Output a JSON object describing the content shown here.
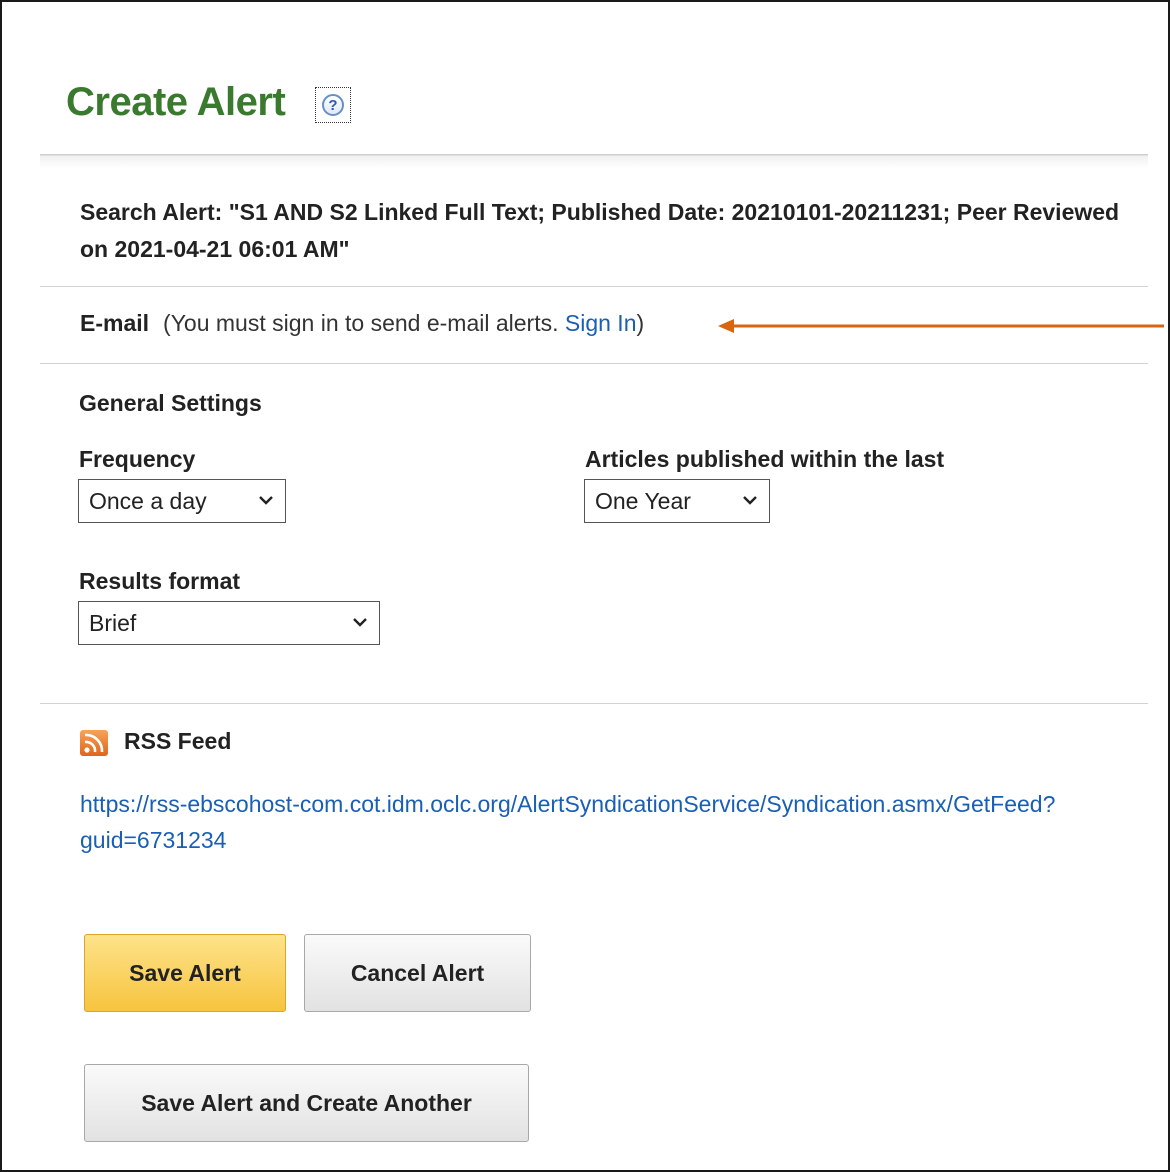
{
  "header": {
    "title": "Create Alert",
    "help_glyph": "?",
    "help_icon": "help-question-icon"
  },
  "search_alert": {
    "text": "Search Alert: \"S1 AND S2 Linked Full Text; Published Date: 20210101-20211231; Peer Reviewed on 2021-04-21 06:01 AM\""
  },
  "email": {
    "label": "E-mail",
    "note_prefix": "(You must sign in to send e-mail alerts. ",
    "sign_in_link": "Sign In",
    "note_suffix": ")",
    "annotation_arrow_color": "#d9660f"
  },
  "general_settings": {
    "heading": "General Settings",
    "frequency": {
      "label": "Frequency",
      "selected": "Once a day"
    },
    "articles_within": {
      "label": "Articles published within the last",
      "selected": "One Year"
    },
    "results_format": {
      "label": "Results format",
      "selected": "Brief"
    }
  },
  "rss": {
    "heading": "RSS Feed",
    "icon": "rss-feed-icon",
    "url": "https://rss-ebscohost-com.cot.idm.oclc.org/AlertSyndicationService/Syndication.asmx/GetFeed?guid=6731234"
  },
  "buttons": {
    "save": "Save Alert",
    "cancel": "Cancel Alert",
    "save_and_create": "Save Alert and Create Another"
  },
  "colors": {
    "title_green": "#3a7a2e",
    "link_blue": "#1a5fb4",
    "primary_button": "#f7c43f"
  }
}
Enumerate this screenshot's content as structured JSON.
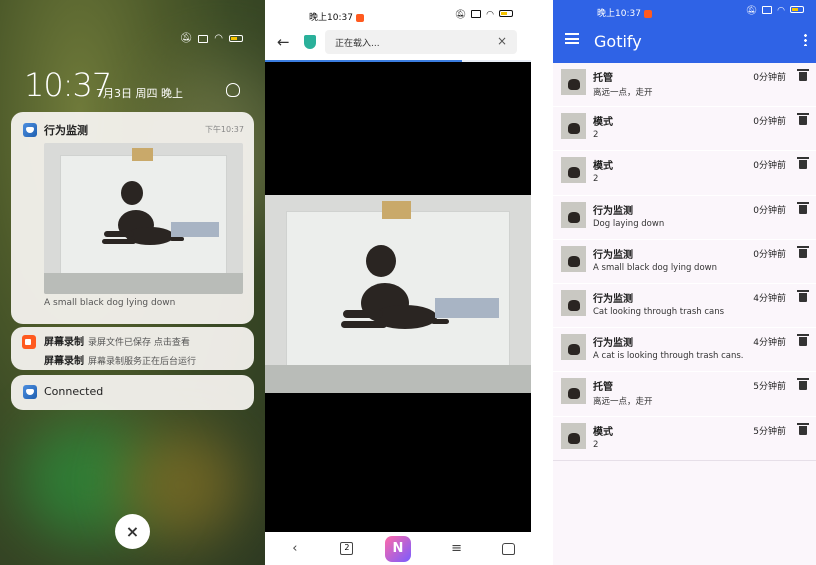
{
  "lockscreen": {
    "clock": "10:37",
    "date": "7月3日 周四 晚上",
    "notification_main": {
      "app": "行为监测",
      "time": "下午10:37",
      "caption": "A small black dog lying down"
    },
    "notification_recorder": {
      "title1": "屏幕录制",
      "text1": "录屏文件已保存 点击查看",
      "title2": "屏幕录制",
      "text2": "屏幕录制服务正在后台运行"
    },
    "notification_connected": {
      "title": "Connected"
    },
    "close_symbol": "×"
  },
  "browser": {
    "status_time": "晚上10:37",
    "back_symbol": "←",
    "url_text": "正在载入...",
    "clear_symbol": "×",
    "progress": 0.74,
    "toolbar": {
      "back": "‹",
      "tabs_count": "2",
      "ai": "N",
      "menu": "≡"
    }
  },
  "gotify": {
    "status_time": "晚上10:37",
    "title": "Gotify",
    "messages": [
      {
        "title": "托管",
        "body": "离远一点，走开",
        "age": "0分钟前"
      },
      {
        "title": "模式",
        "body": "2",
        "age": "0分钟前"
      },
      {
        "title": "模式",
        "body": "2",
        "age": "0分钟前"
      },
      {
        "title": "行为监测",
        "body": "Dog laying down",
        "age": "0分钟前"
      },
      {
        "title": "行为监测",
        "body": "A small black dog lying down",
        "age": "0分钟前"
      },
      {
        "title": "行为监测",
        "body": "Cat looking through trash cans",
        "age": "4分钟前"
      },
      {
        "title": "行为监测",
        "body": "A cat is looking through trash cans.",
        "age": "4分钟前"
      },
      {
        "title": "托管",
        "body": "离远一点，走开",
        "age": "5分钟前"
      },
      {
        "title": "模式",
        "body": "2",
        "age": "5分钟前"
      }
    ]
  }
}
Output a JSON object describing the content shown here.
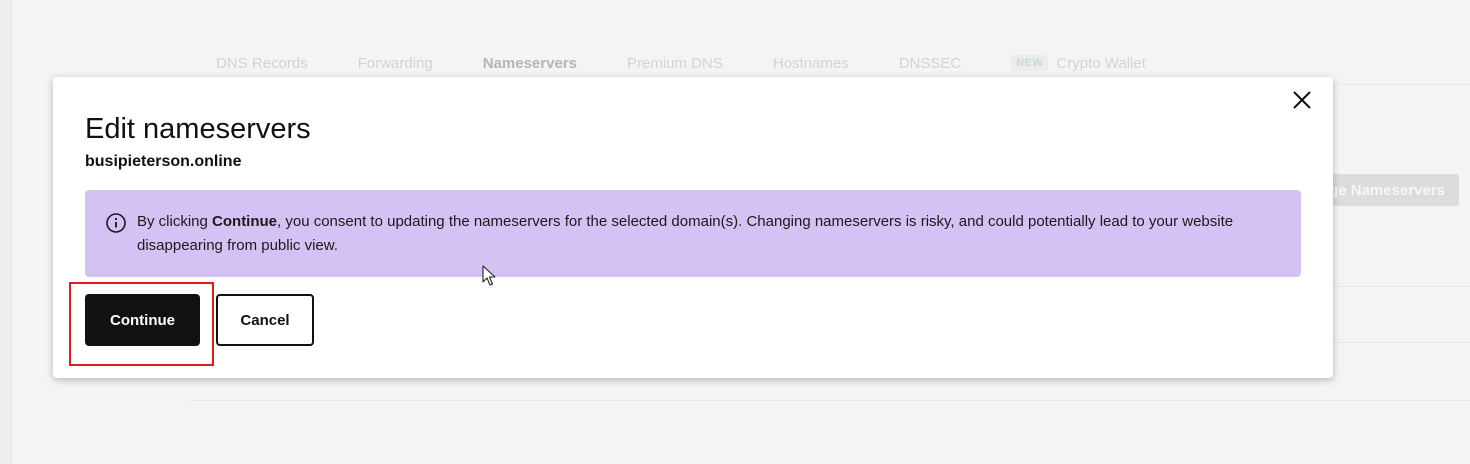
{
  "background": {
    "tabs": [
      {
        "label": "DNS Records",
        "active": false
      },
      {
        "label": "Forwarding",
        "active": false
      },
      {
        "label": "Nameservers",
        "active": true
      },
      {
        "label": "Premium DNS",
        "active": false
      },
      {
        "label": "Hostnames",
        "active": false
      },
      {
        "label": "DNSSEC",
        "active": false
      },
      {
        "label": "Crypto Wallet",
        "active": false,
        "badge": "NEW"
      }
    ],
    "change_nameservers_label": "ge Nameservers"
  },
  "modal": {
    "title": "Edit nameservers",
    "domain": "busipieterson.online",
    "alert": {
      "icon": "info-icon",
      "prefix": "By clicking ",
      "emphasis": "Continue",
      "suffix": ", you consent to updating the nameservers for the selected domain(s). Changing nameservers is risky, and could potentially lead to your website disappearing from public view."
    },
    "continue_label": "Continue",
    "cancel_label": "Cancel",
    "close_icon": "close-icon"
  },
  "colors": {
    "alert_bg": "#d4c2f5",
    "primary_button": "#111111",
    "highlight": "#e01b1b"
  }
}
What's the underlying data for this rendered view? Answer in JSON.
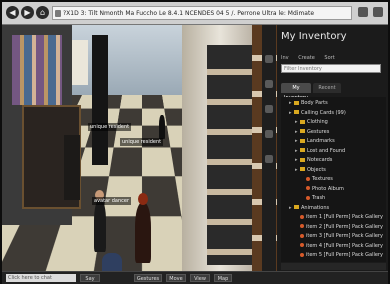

> [JOB]
Pictures are to be left out; all else in the entries above is to be quoted exactly.

> [EXPECTED ANSWER]
Output a JSON object describing the content shown here.
{
  "header": {
    "title": "Create Alert",
    "help_glyph": "?",
    "help_icon": "help-question-icon"
  },
  "search_alert": {
    "text": "Search Alert: \"S1 AND S2 Linked Full Text; Published Date: 20210101-20211231; Peer Reviewed on 2021-04-21 06:01 AM\""
  },
  "email": {
    "label": "E-mail",
    "note_prefix": "(You must sign in to send e-mail alerts. ",
    "sign_in_link": "Sign In",
    "note_suffix": ")",
    "annotation_arrow_color": "#d9660f"
  },
  "general_settings": {
    "heading": "General Settings",
    "frequency": {
      "label": "Frequency",
      "selected": "Once a day"
    },
    "articles_within": {
      "label": "Articles published within the last",
      "selected": "One Year"
    },
    "results_format": {
      "label": "Results format",
      "selected": "Brief"
    }
  },
  "rss": {
    "heading": "RSS Feed",
    "icon": "rss-feed-icon",
    "url": "https://rss-ebscohost-com.cot.idm.oclc.org/AlertSyndicationService/Syndication.asmx/GetFeed?guid=6731234"
  },
  "buttons": {
    "save": "Save Alert",
    "cancel": "Cancel Alert",
    "save_and_create": "Save Alert and Create Another"
  },
  "colors": {
    "title_green": "#3a7a2e",
    "link_blue": "#1a5fb4",
    "primary_button": "#f7c43f"
  }
}
Enumerate this screenshot's content as structured JSON.
{
  "lockscreen": {
    "clock": "10:37",
    "date": "7月3日 周四 晚上",
    "notification_main": {
      "app": "行为监测",
      "time": "下午10:37",
      "caption": "A small black dog lying down"
    },
    "notification_recorder": {
      "title1": "屏幕录制",
      "text1": "录屏文件已保存 点击查看",
      "title2": "屏幕录制",
      "text2": "屏幕录制服务正在后台运行"
    },
    "notification_connected": {
      "title": "Connected"
    },
    "close_symbol": "×"
  },
  "browser": {
    "status_time": "晚上10:37",
    "back_symbol": "←",
    "url_text": "正在载入...",
    "clear_symbol": "×",
    "progress": 0.74,
    "toolbar": {
      "back": "‹",
      "tabs_count": "2",
      "ai": "N",
      "menu": "≡"
    }
  },
  "gotify": {
    "status_time": "晚上10:37",
    "title": "Gotify",
    "messages": [
      {
        "title": "托管",
        "body": "离远一点，走开",
        "age": "0分钟前"
      },
      {
        "title": "模式",
        "body": "2",
        "age": "0分钟前"
      },
      {
        "title": "模式",
        "body": "2",
        "age": "0分钟前"
      },
      {
        "title": "行为监测",
        "body": "Dog laying down",
        "age": "0分钟前"
      },
      {
        "title": "行为监测",
        "body": "A small black dog lying down",
        "age": "0分钟前"
      },
      {
        "title": "行为监测",
        "body": "Cat looking through trash cans",
        "age": "4分钟前"
      },
      {
        "title": "行为监测",
        "body": "A cat is looking through trash cans.",
        "age": "4分钟前"
      },
      {
        "title": "托管",
        "body": "离远一点，走开",
        "age": "5分钟前"
      },
      {
        "title": "模式",
        "body": "2",
        "age": "5分钟前"
      }
    ]
  }
}
Output a JSON object describing the content shown here.
{
  "background": {
    "tabs": [
      {
        "label": "DNS Records",
        "active": false
      },
      {
        "label": "Forwarding",
        "active": false
      },
      {
        "label": "Nameservers",
        "active": true
      },
      {
        "label": "Premium DNS",
        "active": false
      },
      {
        "label": "Hostnames",
        "active": false
      },
      {
        "label": "DNSSEC",
        "active": false
      },
      {
        "label": "Crypto Wallet",
        "active": false,
        "badge": "NEW"
      }
    ],
    "change_nameservers_label": "ge Nameservers"
  },
  "modal": {
    "title": "Edit nameservers",
    "domain": "busipieterson.online",
    "alert": {
      "icon": "info-icon",
      "prefix": "By clicking ",
      "emphasis": "Continue",
      "suffix": ", you consent to updating the nameservers for the selected domain(s). Changing nameservers is risky, and could potentially lead to your website disappearing from public view."
    },
    "continue_label": "Continue",
    "cancel_label": "Cancel",
    "close_icon": "close-icon"
  },
  "colors": {
    "alert_bg": "#d4c2f5",
    "primary_button": "#111111",
    "highlight": "#e01b1b"
  }
}
What's the underlying data for this rendered view? Answer in JSON.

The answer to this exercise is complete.